• [Items listed in a dataset]:
◆ ◆ ◆ ◆

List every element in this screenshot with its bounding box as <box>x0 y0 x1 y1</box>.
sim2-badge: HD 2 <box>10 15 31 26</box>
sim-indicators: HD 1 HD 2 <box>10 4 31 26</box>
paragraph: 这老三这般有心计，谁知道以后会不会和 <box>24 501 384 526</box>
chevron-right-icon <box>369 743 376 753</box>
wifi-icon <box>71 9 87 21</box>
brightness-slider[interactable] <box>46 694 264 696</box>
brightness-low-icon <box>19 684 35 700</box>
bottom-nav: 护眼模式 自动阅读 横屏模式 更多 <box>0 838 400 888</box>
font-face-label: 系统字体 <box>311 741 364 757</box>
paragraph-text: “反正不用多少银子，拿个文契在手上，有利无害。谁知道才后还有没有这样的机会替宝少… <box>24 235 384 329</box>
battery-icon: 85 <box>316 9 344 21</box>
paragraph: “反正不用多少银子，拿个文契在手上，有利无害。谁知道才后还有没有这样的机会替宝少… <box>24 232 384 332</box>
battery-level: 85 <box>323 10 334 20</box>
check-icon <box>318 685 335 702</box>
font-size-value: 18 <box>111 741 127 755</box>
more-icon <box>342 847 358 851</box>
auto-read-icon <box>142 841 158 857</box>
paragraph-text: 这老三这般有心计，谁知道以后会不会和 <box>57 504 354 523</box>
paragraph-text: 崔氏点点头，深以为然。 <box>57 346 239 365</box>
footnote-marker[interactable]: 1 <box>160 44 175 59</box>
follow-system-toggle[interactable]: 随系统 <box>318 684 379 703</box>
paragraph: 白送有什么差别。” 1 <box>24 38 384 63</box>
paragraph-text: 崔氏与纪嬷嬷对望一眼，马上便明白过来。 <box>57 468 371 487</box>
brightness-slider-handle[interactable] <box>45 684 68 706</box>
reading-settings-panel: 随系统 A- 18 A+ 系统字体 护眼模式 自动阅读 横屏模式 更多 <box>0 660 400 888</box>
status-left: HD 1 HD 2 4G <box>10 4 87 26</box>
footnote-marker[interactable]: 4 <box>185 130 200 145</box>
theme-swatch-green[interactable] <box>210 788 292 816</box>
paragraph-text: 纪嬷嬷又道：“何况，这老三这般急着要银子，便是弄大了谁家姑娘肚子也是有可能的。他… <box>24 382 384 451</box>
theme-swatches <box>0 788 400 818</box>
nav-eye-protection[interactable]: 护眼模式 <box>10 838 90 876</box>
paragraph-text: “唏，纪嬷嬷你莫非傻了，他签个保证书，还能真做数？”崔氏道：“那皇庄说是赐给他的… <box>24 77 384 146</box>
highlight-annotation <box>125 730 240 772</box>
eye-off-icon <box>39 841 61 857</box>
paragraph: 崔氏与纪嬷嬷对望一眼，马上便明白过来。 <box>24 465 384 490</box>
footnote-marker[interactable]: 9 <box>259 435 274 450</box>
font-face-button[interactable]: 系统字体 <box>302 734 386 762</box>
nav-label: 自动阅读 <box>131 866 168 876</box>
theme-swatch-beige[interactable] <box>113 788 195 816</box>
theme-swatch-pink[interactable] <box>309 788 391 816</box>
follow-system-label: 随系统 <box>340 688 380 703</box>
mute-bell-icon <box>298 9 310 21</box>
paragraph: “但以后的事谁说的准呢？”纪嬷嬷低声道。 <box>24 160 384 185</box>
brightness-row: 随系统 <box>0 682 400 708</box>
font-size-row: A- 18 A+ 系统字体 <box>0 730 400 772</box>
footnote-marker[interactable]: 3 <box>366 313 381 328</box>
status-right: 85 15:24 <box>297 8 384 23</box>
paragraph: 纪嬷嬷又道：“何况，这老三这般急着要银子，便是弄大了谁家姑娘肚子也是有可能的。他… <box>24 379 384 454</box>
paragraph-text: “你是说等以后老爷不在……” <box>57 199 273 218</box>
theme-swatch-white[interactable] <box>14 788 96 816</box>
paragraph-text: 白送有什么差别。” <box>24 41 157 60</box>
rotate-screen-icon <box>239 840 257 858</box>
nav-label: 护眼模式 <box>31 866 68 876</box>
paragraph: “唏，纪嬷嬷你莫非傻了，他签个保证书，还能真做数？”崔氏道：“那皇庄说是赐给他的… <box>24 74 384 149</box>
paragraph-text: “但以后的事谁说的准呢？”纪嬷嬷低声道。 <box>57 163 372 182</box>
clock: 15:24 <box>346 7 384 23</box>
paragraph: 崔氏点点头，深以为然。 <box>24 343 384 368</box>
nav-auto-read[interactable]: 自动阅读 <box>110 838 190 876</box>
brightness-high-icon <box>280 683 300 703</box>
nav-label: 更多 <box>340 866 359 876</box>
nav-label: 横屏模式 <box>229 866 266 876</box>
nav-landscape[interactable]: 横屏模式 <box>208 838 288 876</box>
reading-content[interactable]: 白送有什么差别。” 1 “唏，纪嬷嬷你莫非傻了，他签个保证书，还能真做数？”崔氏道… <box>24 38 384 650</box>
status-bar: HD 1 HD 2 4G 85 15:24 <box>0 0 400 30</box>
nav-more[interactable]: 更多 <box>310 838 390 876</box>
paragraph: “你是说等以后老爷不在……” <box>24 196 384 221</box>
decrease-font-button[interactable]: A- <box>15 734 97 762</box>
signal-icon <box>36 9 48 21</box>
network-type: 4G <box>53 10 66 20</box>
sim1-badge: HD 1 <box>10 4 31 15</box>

◆ ◆ ◆ ◆

• [Exercise prompt]:
Copy the records word for word, from the start through the line containing "check-icon <box>318 685 335 702</box>".

• [Response below]:
List every element in this screenshot with its bounding box as <box>x0 y0 x1 y1</box>.
sim2-badge: HD 2 <box>10 15 31 26</box>
sim-indicators: HD 1 HD 2 <box>10 4 31 26</box>
paragraph: 这老三这般有心计，谁知道以后会不会和 <box>24 501 384 526</box>
chevron-right-icon <box>369 743 376 753</box>
wifi-icon <box>71 9 87 21</box>
brightness-slider[interactable] <box>46 694 264 696</box>
brightness-low-icon <box>19 684 35 700</box>
bottom-nav: 护眼模式 自动阅读 横屏模式 更多 <box>0 838 400 888</box>
font-face-label: 系统字体 <box>311 741 364 757</box>
paragraph-text: “反正不用多少银子，拿个文契在手上，有利无害。谁知道才后还有没有这样的机会替宝少… <box>24 235 384 329</box>
battery-icon: 85 <box>316 9 344 21</box>
paragraph: “反正不用多少银子，拿个文契在手上，有利无害。谁知道才后还有没有这样的机会替宝少… <box>24 232 384 332</box>
battery-level: 85 <box>323 10 334 20</box>
check-icon <box>318 685 335 702</box>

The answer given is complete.